[What you will do] Reproduce each of the following items verbatim, line for line.

— BEGIN Records shown —

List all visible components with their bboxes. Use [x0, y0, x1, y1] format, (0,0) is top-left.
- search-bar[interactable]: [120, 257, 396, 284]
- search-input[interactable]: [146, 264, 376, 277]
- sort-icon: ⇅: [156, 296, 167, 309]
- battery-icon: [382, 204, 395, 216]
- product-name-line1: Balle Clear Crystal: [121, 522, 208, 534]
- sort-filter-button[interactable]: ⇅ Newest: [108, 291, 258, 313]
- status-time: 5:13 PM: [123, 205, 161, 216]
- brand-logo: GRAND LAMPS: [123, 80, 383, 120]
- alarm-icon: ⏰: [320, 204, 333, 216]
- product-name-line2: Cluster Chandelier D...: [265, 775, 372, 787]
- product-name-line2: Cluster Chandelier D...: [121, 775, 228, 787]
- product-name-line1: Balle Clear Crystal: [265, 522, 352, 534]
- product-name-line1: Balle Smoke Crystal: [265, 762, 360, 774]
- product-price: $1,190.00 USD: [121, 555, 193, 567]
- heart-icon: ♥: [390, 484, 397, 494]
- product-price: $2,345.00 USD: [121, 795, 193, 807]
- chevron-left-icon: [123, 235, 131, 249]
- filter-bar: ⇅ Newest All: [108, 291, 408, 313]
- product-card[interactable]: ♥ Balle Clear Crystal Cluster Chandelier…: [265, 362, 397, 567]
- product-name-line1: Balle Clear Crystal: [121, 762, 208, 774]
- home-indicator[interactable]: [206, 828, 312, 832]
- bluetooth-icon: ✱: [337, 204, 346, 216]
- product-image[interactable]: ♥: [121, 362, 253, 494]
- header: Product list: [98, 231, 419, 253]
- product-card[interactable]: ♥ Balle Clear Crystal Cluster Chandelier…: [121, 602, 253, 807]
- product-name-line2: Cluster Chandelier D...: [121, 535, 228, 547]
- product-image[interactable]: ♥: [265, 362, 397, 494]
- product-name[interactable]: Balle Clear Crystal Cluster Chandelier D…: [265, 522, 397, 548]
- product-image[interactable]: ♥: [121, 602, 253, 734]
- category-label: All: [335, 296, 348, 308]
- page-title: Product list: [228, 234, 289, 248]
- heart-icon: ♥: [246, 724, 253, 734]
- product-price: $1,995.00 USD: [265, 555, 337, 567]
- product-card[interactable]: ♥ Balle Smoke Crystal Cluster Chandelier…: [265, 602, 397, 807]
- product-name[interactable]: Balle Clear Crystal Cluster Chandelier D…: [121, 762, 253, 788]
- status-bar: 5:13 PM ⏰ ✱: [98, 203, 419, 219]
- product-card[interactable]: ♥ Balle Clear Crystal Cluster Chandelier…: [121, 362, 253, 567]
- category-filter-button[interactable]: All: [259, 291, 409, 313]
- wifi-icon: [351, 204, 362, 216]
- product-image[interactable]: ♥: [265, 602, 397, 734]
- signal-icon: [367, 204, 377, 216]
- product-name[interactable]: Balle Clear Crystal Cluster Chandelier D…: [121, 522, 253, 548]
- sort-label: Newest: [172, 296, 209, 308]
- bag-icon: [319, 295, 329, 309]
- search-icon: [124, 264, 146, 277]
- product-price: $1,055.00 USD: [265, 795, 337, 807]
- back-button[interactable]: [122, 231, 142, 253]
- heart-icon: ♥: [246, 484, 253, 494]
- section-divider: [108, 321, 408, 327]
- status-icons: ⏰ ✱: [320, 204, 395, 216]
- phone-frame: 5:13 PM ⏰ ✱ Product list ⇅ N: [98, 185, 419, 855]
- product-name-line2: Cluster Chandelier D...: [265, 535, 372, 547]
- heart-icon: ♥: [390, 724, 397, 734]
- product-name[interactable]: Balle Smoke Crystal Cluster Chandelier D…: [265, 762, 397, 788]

— END Records shown —

[Task output]
List all visible components with their bboxes. Use [x0, y0, x1, y1] format, (0,0) is top-left.
- search-bar[interactable]: [120, 257, 396, 284]
- search-input[interactable]: [146, 264, 376, 277]
- sort-icon: ⇅: [156, 296, 167, 309]
- battery-icon: [382, 204, 395, 216]
- product-name-line1: Balle Clear Crystal: [121, 522, 208, 534]
- sort-filter-button[interactable]: ⇅ Newest: [108, 291, 258, 313]
- status-time: 5:13 PM: [123, 205, 161, 216]
- brand-logo: GRAND LAMPS: [123, 80, 383, 120]
- alarm-icon: ⏰: [320, 204, 333, 216]
- product-name-line2: Cluster Chandelier D...: [265, 775, 372, 787]
- product-name-line2: Cluster Chandelier D...: [121, 775, 228, 787]
- product-name-line1: Balle Clear Crystal: [265, 522, 352, 534]
- product-name-line1: Balle Smoke Crystal: [265, 762, 360, 774]
- product-price: $1,190.00 USD: [121, 555, 193, 567]
- heart-icon: ♥: [390, 484, 397, 494]
- product-price: $2,345.00 USD: [121, 795, 193, 807]
- chevron-left-icon: [123, 235, 131, 249]
- filter-bar: ⇅ Newest All: [108, 291, 408, 313]
- product-card[interactable]: ♥ Balle Clear Crystal Cluster Chandelier…: [265, 362, 397, 567]
- product-name-line1: Balle Clear Crystal: [121, 762, 208, 774]
- home-indicator[interactable]: [206, 828, 312, 832]
- bluetooth-icon: ✱: [337, 204, 346, 216]
- product-image[interactable]: ♥: [121, 362, 253, 494]
- header: Product list: [98, 231, 419, 253]
- product-card[interactable]: ♥ Balle Clear Crystal Cluster Chandelier…: [121, 602, 253, 807]
- product-name-line2: Cluster Chandelier D...: [121, 535, 228, 547]
- product-image[interactable]: ♥: [265, 362, 397, 494]
- product-name[interactable]: Balle Clear Crystal Cluster Chandelier D…: [265, 522, 397, 548]
- product-image[interactable]: ♥: [121, 602, 253, 734]
- category-label: All: [335, 296, 348, 308]
- page-title: Product list: [228, 234, 289, 248]
- heart-icon: ♥: [246, 724, 253, 734]
- product-price: $1,995.00 USD: [265, 555, 337, 567]
- product-card[interactable]: ♥ Balle Smoke Crystal Cluster Chandelier…: [265, 602, 397, 807]
- product-name[interactable]: Balle Clear Crystal Cluster Chandelier D…: [121, 762, 253, 788]
- status-bar: 5:13 PM ⏰ ✱: [98, 203, 419, 219]
- product-card[interactable]: ♥ Balle Clear Crystal Cluster Chandelier…: [121, 362, 253, 567]
- category-filter-button[interactable]: All: [259, 291, 409, 313]
- wifi-icon: [351, 204, 362, 216]
- product-image[interactable]: ♥: [265, 602, 397, 734]
- signal-icon: [367, 204, 377, 216]
- product-name[interactable]: Balle Clear Crystal Cluster Chandelier D…: [121, 522, 253, 548]
- sort-label: Newest: [172, 296, 209, 308]
- bag-icon: [319, 295, 329, 309]
- search-icon: [124, 264, 146, 277]
- product-price: $1,055.00 USD: [265, 795, 337, 807]
- back-button[interactable]: [122, 231, 142, 253]
- heart-icon: ♥: [246, 484, 253, 494]
- section-divider: [108, 321, 408, 327]
- status-icons: ⏰ ✱: [320, 204, 395, 216]
- phone-frame: 5:13 PM ⏰ ✱ Product list ⇅ N: [98, 185, 419, 855]
- product-name-line2: Cluster Chandelier D...: [265, 535, 372, 547]
- heart-icon: ♥: [390, 724, 397, 734]
- product-name[interactable]: Balle Smoke Crystal Cluster Chandelier D…: [265, 762, 397, 788]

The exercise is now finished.